== GIVEN TASK ==
Count the lines below that contain the word "Thời", and reply with only that number.

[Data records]

......

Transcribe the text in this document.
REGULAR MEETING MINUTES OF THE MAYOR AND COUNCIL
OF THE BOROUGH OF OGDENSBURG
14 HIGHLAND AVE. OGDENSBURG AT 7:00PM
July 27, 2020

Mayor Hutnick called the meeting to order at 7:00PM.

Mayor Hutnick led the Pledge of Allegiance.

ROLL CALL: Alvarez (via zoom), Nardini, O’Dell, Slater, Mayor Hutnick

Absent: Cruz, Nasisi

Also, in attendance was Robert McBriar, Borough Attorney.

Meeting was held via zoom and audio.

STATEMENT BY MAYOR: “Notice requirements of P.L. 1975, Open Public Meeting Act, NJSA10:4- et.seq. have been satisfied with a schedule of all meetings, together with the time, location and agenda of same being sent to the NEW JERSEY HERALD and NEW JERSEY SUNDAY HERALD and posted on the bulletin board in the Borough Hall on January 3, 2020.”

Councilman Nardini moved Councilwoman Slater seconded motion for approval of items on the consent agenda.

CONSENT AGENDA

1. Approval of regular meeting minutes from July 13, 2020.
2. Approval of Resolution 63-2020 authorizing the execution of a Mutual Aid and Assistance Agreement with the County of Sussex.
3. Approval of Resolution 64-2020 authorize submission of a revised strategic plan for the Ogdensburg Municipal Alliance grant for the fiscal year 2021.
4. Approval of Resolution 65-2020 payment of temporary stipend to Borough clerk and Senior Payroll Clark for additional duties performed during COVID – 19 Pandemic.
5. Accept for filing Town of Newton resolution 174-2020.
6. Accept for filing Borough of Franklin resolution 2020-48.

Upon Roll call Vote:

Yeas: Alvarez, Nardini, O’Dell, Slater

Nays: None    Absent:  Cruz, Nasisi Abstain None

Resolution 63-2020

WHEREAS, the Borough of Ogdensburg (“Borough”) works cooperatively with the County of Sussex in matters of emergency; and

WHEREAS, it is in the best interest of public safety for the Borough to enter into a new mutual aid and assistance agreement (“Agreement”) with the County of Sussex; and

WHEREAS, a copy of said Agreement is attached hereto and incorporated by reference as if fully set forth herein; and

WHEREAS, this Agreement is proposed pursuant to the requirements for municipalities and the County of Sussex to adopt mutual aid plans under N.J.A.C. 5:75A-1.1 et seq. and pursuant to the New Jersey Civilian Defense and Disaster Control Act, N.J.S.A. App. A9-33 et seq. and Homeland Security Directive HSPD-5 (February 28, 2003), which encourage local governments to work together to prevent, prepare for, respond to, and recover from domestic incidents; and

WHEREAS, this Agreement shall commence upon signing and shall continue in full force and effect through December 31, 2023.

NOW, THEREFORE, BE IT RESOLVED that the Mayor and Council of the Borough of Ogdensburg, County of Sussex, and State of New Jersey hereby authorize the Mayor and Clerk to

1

......

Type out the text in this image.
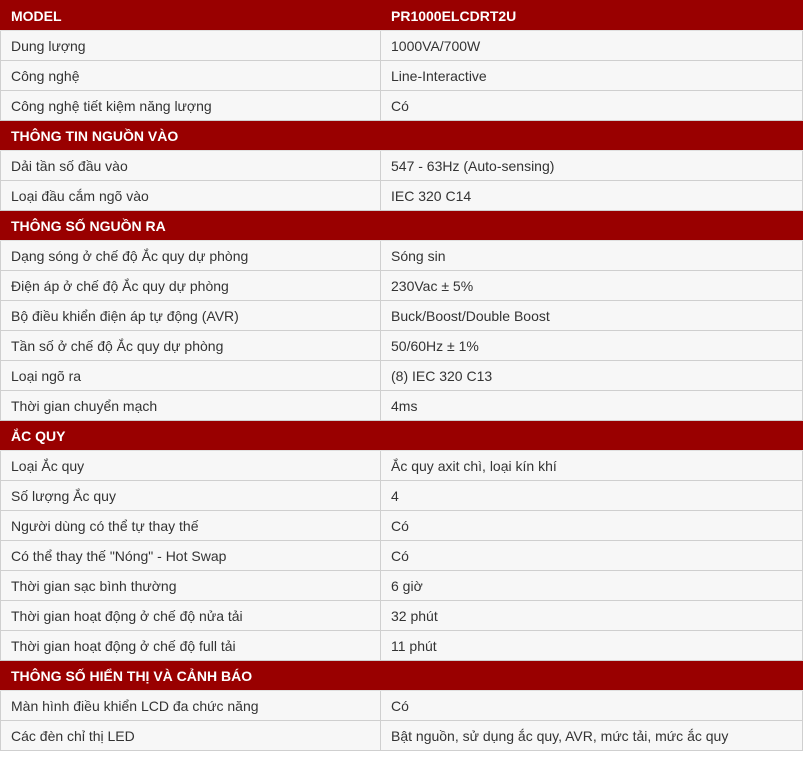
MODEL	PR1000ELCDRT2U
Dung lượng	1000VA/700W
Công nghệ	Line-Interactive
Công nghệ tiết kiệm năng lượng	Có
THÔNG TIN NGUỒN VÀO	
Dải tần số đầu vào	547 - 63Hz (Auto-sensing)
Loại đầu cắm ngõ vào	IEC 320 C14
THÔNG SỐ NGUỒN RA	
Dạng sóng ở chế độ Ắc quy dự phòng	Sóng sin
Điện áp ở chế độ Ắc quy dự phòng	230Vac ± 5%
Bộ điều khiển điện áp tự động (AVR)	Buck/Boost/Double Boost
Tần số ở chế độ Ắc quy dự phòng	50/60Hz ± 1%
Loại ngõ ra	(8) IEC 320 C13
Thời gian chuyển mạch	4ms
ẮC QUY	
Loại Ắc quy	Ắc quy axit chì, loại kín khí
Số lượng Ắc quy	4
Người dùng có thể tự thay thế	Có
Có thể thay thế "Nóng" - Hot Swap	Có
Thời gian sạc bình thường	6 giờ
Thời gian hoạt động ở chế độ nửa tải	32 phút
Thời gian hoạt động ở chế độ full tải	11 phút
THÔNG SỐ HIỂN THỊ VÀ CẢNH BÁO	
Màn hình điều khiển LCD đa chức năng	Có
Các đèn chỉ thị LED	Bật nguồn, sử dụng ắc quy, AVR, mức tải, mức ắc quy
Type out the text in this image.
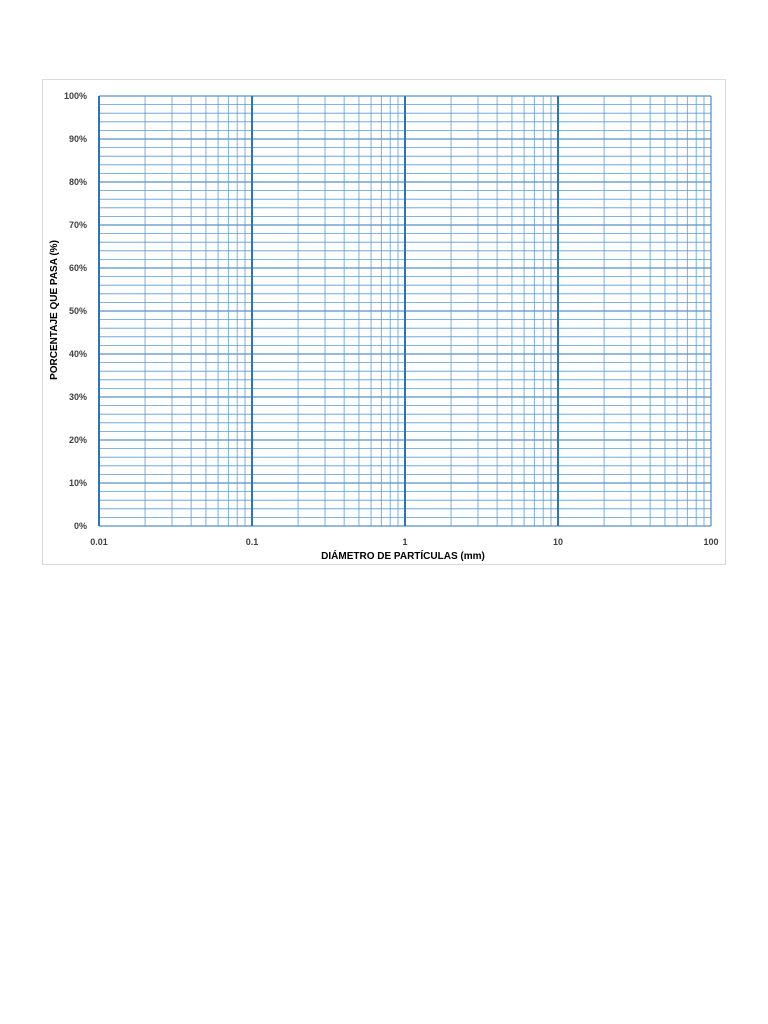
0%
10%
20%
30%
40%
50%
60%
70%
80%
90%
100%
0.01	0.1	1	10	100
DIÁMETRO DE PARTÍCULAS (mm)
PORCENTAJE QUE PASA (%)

......

== RESULT FOR THIS EXERCISE ==
4